> EXERCISE GOAL: Pick out each line of the records in which the word "watermark" appears.

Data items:

──────

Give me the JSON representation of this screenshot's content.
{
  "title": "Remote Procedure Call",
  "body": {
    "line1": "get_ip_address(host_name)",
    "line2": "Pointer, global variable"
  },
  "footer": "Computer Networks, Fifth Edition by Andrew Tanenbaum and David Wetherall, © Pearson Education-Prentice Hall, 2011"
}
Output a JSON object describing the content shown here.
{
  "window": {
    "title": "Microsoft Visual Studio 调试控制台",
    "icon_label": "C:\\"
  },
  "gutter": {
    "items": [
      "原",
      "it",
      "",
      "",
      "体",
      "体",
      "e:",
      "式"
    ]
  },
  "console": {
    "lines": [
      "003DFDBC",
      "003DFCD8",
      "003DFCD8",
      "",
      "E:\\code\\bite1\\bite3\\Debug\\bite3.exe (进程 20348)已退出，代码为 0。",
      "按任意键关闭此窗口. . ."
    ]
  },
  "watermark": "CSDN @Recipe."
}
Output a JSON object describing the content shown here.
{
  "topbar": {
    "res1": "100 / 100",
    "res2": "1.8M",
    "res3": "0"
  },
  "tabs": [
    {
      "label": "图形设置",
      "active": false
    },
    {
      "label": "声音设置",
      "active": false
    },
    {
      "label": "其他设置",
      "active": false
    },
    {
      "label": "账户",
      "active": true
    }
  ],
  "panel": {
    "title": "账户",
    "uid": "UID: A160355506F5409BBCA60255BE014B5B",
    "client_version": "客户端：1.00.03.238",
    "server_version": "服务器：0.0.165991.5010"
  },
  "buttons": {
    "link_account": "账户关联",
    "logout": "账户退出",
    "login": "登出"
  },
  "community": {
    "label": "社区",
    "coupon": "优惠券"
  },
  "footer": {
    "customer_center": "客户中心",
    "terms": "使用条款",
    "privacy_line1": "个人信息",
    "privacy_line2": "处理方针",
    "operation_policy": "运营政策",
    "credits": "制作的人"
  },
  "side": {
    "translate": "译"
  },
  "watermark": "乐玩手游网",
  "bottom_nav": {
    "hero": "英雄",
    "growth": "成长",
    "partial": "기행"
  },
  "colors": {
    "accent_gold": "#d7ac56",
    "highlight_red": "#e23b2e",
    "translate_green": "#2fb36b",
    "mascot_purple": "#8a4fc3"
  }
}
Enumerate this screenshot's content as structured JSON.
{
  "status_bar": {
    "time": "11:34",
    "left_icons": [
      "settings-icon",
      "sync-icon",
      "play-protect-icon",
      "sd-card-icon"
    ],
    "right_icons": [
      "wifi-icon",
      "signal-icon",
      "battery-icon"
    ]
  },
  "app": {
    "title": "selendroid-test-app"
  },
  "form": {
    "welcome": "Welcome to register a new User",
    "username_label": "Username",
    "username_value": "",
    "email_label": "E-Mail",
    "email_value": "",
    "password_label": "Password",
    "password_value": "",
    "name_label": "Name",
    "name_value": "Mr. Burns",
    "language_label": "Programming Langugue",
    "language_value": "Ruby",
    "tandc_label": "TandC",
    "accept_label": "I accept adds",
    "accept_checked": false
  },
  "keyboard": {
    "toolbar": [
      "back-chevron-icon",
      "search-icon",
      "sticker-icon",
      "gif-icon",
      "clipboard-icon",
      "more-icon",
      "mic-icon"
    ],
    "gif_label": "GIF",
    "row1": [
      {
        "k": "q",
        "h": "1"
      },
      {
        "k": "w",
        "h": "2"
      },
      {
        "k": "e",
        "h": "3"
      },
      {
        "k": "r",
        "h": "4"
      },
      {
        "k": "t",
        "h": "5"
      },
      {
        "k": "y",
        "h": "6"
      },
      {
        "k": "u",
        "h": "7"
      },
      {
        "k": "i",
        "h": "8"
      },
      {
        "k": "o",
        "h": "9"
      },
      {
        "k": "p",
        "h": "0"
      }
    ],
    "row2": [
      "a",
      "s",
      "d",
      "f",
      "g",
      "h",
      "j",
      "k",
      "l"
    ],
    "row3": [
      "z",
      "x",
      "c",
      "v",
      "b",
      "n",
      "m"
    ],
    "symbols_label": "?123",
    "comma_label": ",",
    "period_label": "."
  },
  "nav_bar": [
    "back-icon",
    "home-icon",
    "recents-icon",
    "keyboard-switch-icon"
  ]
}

──────

> ANSWER IN FULL:
  "watermark": "CSDN @Recipe."
  "watermark": "乐玩手游网",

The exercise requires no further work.